Determine the number of lines containing the word "Shanghai", and state that figure alone.

# start of Information supplied

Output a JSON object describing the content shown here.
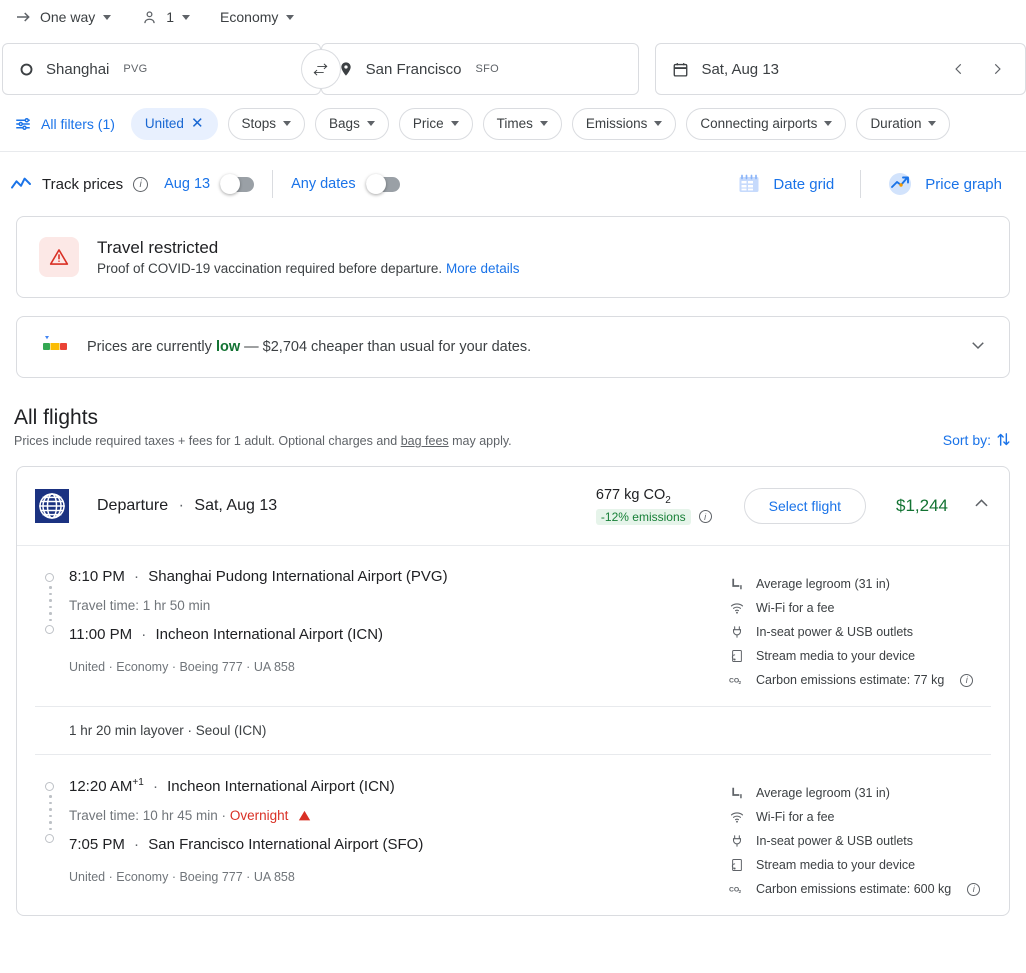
{
  "trip": {
    "type_label": "One way",
    "passengers": "1",
    "cabin": "Economy"
  },
  "search": {
    "origin_city": "Shanghai",
    "origin_code": "PVG",
    "dest_city": "San Francisco",
    "dest_code": "SFO",
    "date": "Sat, Aug 13"
  },
  "filters": {
    "all_filters_label": "All filters (1)",
    "chips": [
      {
        "label": "United",
        "active": true,
        "close": "✕"
      },
      {
        "label": "Stops",
        "active": false
      },
      {
        "label": "Bags",
        "active": false
      },
      {
        "label": "Price",
        "active": false
      },
      {
        "label": "Times",
        "active": false
      },
      {
        "label": "Emissions",
        "active": false
      },
      {
        "label": "Connecting airports",
        "active": false
      },
      {
        "label": "Duration",
        "active": false
      }
    ]
  },
  "track": {
    "label": "Track prices",
    "date_toggle_label": "Aug 13",
    "any_dates_label": "Any dates",
    "date_grid_label": "Date grid",
    "price_graph_label": "Price graph"
  },
  "alert": {
    "title": "Travel restricted",
    "text": "Proof of COVID-19 vaccination required before departure.",
    "link": "More details"
  },
  "price_notice": {
    "prefix": "Prices are currently ",
    "level": "low",
    "suffix": " — $2,704 cheaper than usual for your dates."
  },
  "section": {
    "title": "All flights",
    "subtitle_pre": "Prices include required taxes + fees for 1 adult. Optional charges and ",
    "subtitle_link": "bag fees",
    "subtitle_post": " may apply.",
    "sort_label": "Sort by:"
  },
  "flight": {
    "header": {
      "airline_logo": "united-logo",
      "route_label": "Departure",
      "route_date": "Sat, Aug 13",
      "separator": "·",
      "emissions_value": "677 kg CO",
      "emissions_sub": "2",
      "emissions_tag": "-12% emissions",
      "select_label": "Select flight",
      "price": "$1,244"
    },
    "legs": [
      {
        "depart_time": "8:10 PM",
        "depart_sup": "",
        "depart_airport": "Shanghai Pudong International Airport (PVG)",
        "travel_time": "Travel time: 1 hr 50 min",
        "overnight": "",
        "arrive_time": "11:00 PM",
        "arrive_airport": "Incheon International Airport (ICN)",
        "meta": "United · Economy · Boeing 777 · UA 858",
        "amenities": [
          {
            "icon": "legroom-icon",
            "text": "Average legroom (31 in)",
            "info": false
          },
          {
            "icon": "wifi-icon",
            "text": "Wi-Fi for a fee",
            "info": false
          },
          {
            "icon": "power-icon",
            "text": "In-seat power & USB outlets",
            "info": false
          },
          {
            "icon": "stream-media-icon",
            "text": "Stream media to your device",
            "info": false
          },
          {
            "icon": "co2-icon",
            "text": "Carbon emissions estimate: 77 kg",
            "info": true
          }
        ]
      },
      {
        "depart_time": "12:20 AM",
        "depart_sup": "+1",
        "depart_airport": "Incheon International Airport (ICN)",
        "travel_time": "Travel time: 10 hr 45 min · ",
        "overnight": "Overnight",
        "arrive_time": "7:05 PM",
        "arrive_airport": "San Francisco International Airport (SFO)",
        "meta": "United · Economy · Boeing 777 · UA 858",
        "amenities": [
          {
            "icon": "legroom-icon",
            "text": "Average legroom (31 in)",
            "info": false
          },
          {
            "icon": "wifi-icon",
            "text": "Wi-Fi for a fee",
            "info": false
          },
          {
            "icon": "power-icon",
            "text": "In-seat power & USB outlets",
            "info": false
          },
          {
            "icon": "stream-media-icon",
            "text": "Stream media to your device",
            "info": false
          },
          {
            "icon": "co2-icon",
            "text": "Carbon emissions estimate: 600 kg",
            "info": true
          }
        ]
      }
    ],
    "layover": "1 hr 20 min layover · Seoul (ICN)"
  },
  "colors": {
    "accent_blue": "#1a73e8",
    "green": "#137333",
    "red": "#d93025",
    "united_blue": "#1b3281"
  }
}
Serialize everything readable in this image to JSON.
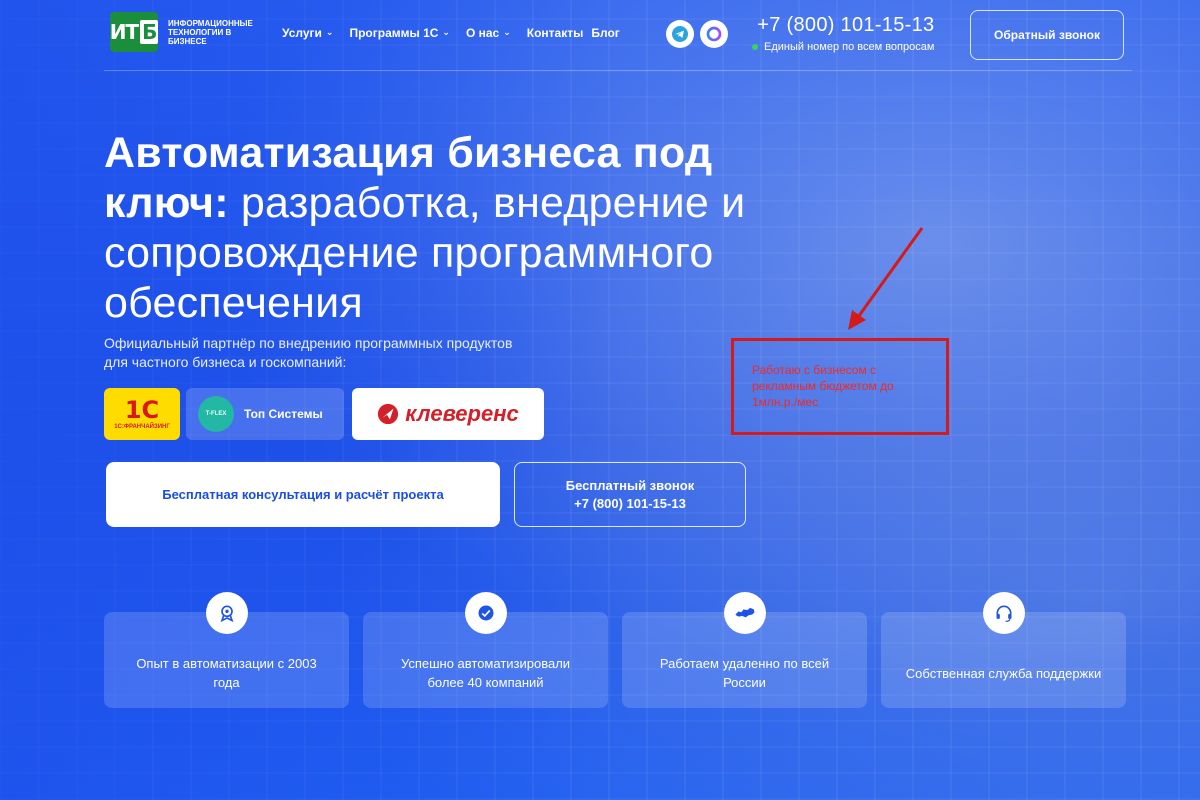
{
  "header": {
    "logo": {
      "mark": "ИТ",
      "mark_accent": "Б",
      "text": "ИНФОРМАЦИОННЫЕ ТЕХНОЛОГИИ в БИЗНЕСЕ"
    },
    "nav": [
      {
        "label": "Услуги",
        "has_dropdown": true
      },
      {
        "label": "Программы 1С",
        "has_dropdown": true
      },
      {
        "label": "О нас",
        "has_dropdown": true
      },
      {
        "label": "Контакты",
        "has_dropdown": false
      },
      {
        "label": "Блог",
        "has_dropdown": false
      }
    ],
    "phone": "+7 (800) 101-15-13",
    "phone_caption": "Единый номер по всем вопросам",
    "callback_label": "Обратный звонок",
    "social": [
      "telegram-icon",
      "max-messenger-icon"
    ]
  },
  "hero": {
    "title_bold": "Автоматизация бизнеса под ключ:",
    "title_rest": " разработка, внедрение и сопровождение программного обеспечения",
    "subtitle": "Официальный партнёр по внедрению программных продуктов для частного бизнеса и госкомпаний:",
    "partners": {
      "onec": {
        "logo": "1С",
        "caption": "1С:ФРАНЧАЙЗИНГ"
      },
      "topsys": {
        "badge": "T-FLEX",
        "label": "Топ Системы"
      },
      "kleverens": {
        "label": "клеверенс"
      }
    },
    "cta_primary": "Бесплатная консультация и расчёт проекта",
    "cta_secondary_line1": "Бесплатный звонок",
    "cta_secondary_line2": "+7 (800) 101-15-13"
  },
  "annotation": {
    "text": "Работаю с бизнесом с рекламным бюджетом до 1млн.р./мес",
    "color": "#d51a1a"
  },
  "features": [
    {
      "icon": "medal-icon",
      "text": "Опыт в автоматизации с 2003 года"
    },
    {
      "icon": "check-badge-icon",
      "text": "Успешно автоматизировали более 40 компаний"
    },
    {
      "icon": "russia-map-icon",
      "text": "Работаем удаленно по всей России"
    },
    {
      "icon": "headset-icon",
      "text": "Собственная служба поддержки"
    }
  ],
  "colors": {
    "brand_blue": "#1f55e6",
    "logo_green": "#1b8e3b",
    "accent_red": "#d51a1a"
  }
}
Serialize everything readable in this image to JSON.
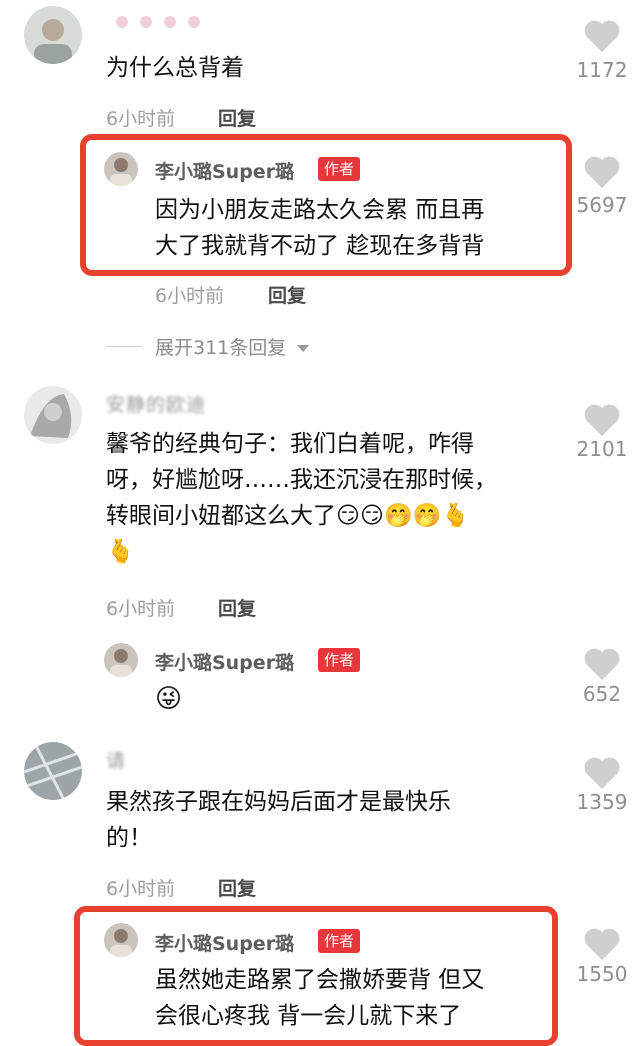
{
  "comments": [
    {
      "username": "",
      "text_lines": [
        "为什么总背着"
      ],
      "time": "6小时前",
      "reply_label": "回复",
      "likes": "1172",
      "replies": [
        {
          "author": "李小璐Super璐",
          "badge": "作者",
          "text_lines": [
            "因为小朋友走路太久会累 而且再",
            "大了我就背不动了 趁现在多背背"
          ],
          "time": "6小时前",
          "reply_label": "回复",
          "likes": "5697"
        }
      ],
      "expand_label": "展开311条回复"
    },
    {
      "username": "安静的欧迪",
      "text_lines": [
        "馨爷的经典句子：我们白着呢，咋得",
        "呀，好尴尬呀……我还沉浸在那时候，",
        "转眼间小妞都这么大了😏😏🤭🤭🫰"
      ],
      "extra_line": "🫰",
      "time": "6小时前",
      "reply_label": "回复",
      "likes": "2101",
      "replies": [
        {
          "author": "李小璐Super璐",
          "badge": "作者",
          "text_lines": [
            "😜"
          ],
          "likes": "652"
        }
      ]
    },
    {
      "username": "请",
      "text_lines": [
        "果然孩子跟在妈妈后面才是最快乐",
        "的！"
      ],
      "time": "6小时前",
      "reply_label": "回复",
      "likes": "1359",
      "replies": [
        {
          "author": "李小璐Super璐",
          "badge": "作者",
          "text_lines": [
            "虽然她走路累了会撒娇要背 但又",
            "会很心疼我 背一会儿就下来了"
          ],
          "likes": "1550"
        }
      ]
    }
  ],
  "colors": {
    "badge": "#e8373b",
    "highlight": "#e8412f",
    "heart": "#cfcfcf"
  }
}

# end of Information supplied

[Task result]: 2